◆ **Given exercise**
Retype each line of the material exactly, please, skipping any picture in it.

◆ **Material provided**
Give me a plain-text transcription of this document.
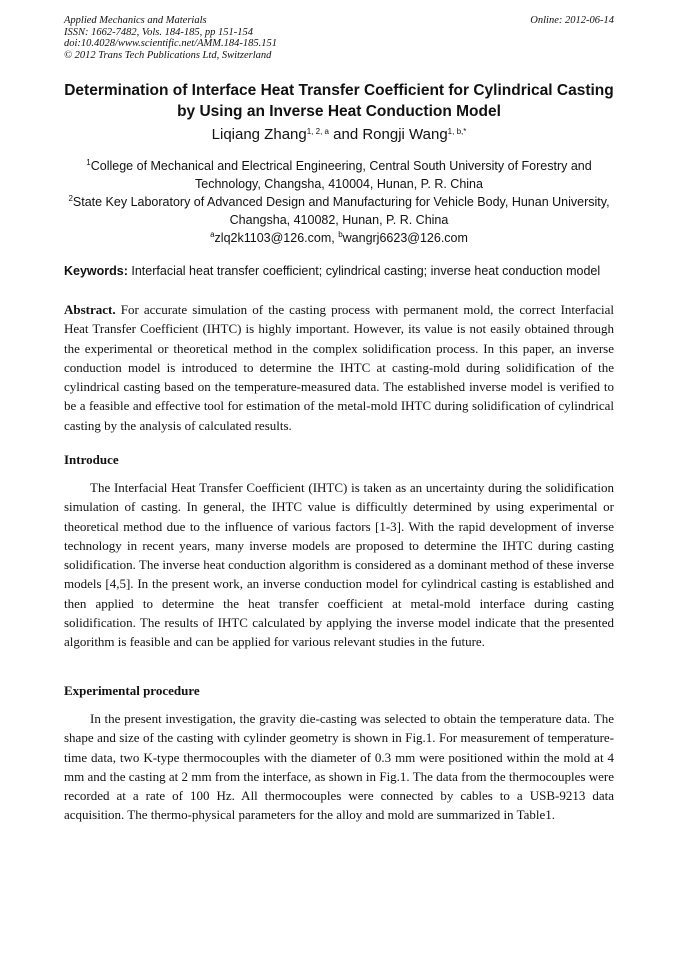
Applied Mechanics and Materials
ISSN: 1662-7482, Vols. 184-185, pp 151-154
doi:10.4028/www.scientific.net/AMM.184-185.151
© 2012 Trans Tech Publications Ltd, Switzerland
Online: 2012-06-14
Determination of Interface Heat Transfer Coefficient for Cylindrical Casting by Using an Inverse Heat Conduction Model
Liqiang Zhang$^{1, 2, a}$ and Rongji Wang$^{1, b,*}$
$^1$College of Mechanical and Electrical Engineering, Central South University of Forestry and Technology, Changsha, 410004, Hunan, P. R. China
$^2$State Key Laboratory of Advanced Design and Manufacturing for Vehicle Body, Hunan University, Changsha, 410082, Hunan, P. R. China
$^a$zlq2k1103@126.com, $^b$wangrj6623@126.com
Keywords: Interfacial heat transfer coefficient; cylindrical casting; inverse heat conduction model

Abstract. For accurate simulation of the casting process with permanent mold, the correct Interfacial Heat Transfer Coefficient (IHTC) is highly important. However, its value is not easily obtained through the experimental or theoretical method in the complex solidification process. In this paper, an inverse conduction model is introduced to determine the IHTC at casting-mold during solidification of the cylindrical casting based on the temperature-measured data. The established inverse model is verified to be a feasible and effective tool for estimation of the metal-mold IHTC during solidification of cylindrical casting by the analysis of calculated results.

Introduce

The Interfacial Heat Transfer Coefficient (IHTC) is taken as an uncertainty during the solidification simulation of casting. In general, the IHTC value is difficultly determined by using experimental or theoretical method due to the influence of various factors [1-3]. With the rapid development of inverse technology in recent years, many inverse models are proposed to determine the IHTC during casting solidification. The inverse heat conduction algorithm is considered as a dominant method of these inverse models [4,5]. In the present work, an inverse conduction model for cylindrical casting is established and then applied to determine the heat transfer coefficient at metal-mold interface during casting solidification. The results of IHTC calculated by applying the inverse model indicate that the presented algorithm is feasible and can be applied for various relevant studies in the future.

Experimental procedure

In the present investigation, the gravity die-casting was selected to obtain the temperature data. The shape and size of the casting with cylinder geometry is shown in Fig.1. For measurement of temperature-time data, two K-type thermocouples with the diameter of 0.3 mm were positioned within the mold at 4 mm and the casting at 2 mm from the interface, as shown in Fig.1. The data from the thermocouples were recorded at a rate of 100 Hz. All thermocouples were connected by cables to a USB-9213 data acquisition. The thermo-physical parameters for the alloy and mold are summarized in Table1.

◆ **Answer**
Give me a plain-text transcription of this document.
Applied Mechanics and Materials
ISSN: 1662-7482, Vols. 184-185, pp 151-154
doi:10.4028/www.scientific.net/AMM.184-185.151
© 2012 Trans Tech Publications Ltd, Switzerland
Online: 2012-06-14
Determination of Interface Heat Transfer Coefficient for Cylindrical Casting by Using an Inverse Heat Conduction Model
Liqiang Zhang$^{1, 2, a}$ and Rongji Wang$^{1, b,*}$
$^1$College of Mechanical and Electrical Engineering, Central South University of Forestry and Technology, Changsha, 410004, Hunan, P. R. China
$^2$State Key Laboratory of Advanced Design and Manufacturing for Vehicle Body, Hunan University, Changsha, 410082, Hunan, P. R. China
$^a$zlq2k1103@126.com, $^b$wangrj6623@126.com
Keywords: Interfacial heat transfer coefficient; cylindrical casting; inverse heat conduction model

Abstract. For accurate simulation of the casting process with permanent mold, the correct Interfacial Heat Transfer Coefficient (IHTC) is highly important. However, its value is not easily obtained through the experimental or theoretical method in the complex solidification process. In this paper, an inverse conduction model is introduced to determine the IHTC at casting-mold during solidification of the cylindrical casting based on the temperature-measured data. The established inverse model is verified to be a feasible and effective tool for estimation of the metal-mold IHTC during solidification of cylindrical casting by the analysis of calculated results.

Introduce

The Interfacial Heat Transfer Coefficient (IHTC) is taken as an uncertainty during the solidification simulation of casting. In general, the IHTC value is difficultly determined by using experimental or theoretical method due to the influence of various factors [1-3]. With the rapid development of inverse technology in recent years, many inverse models are proposed to determine the IHTC during casting solidification. The inverse heat conduction algorithm is considered as a dominant method of these inverse models [4,5]. In the present work, an inverse conduction model for cylindrical casting is established and then applied to determine the heat transfer coefficient at metal-mold interface during casting solidification. The results of IHTC calculated by applying the inverse model indicate that the presented algorithm is feasible and can be applied for various relevant studies in the future.

Experimental procedure

In the present investigation, the gravity die-casting was selected to obtain the temperature data. The shape and size of the casting with cylinder geometry is shown in Fig.1. For measurement of temperature-time data, two K-type thermocouples with the diameter of 0.3 mm were positioned within the mold at 4 mm and the casting at 2 mm from the interface, as shown in Fig.1. The data from the thermocouples were recorded at a rate of 100 Hz. All thermocouples were connected by cables to a USB-9213 data acquisition. The thermo-physical parameters for the alloy and mold are summarized in Table1.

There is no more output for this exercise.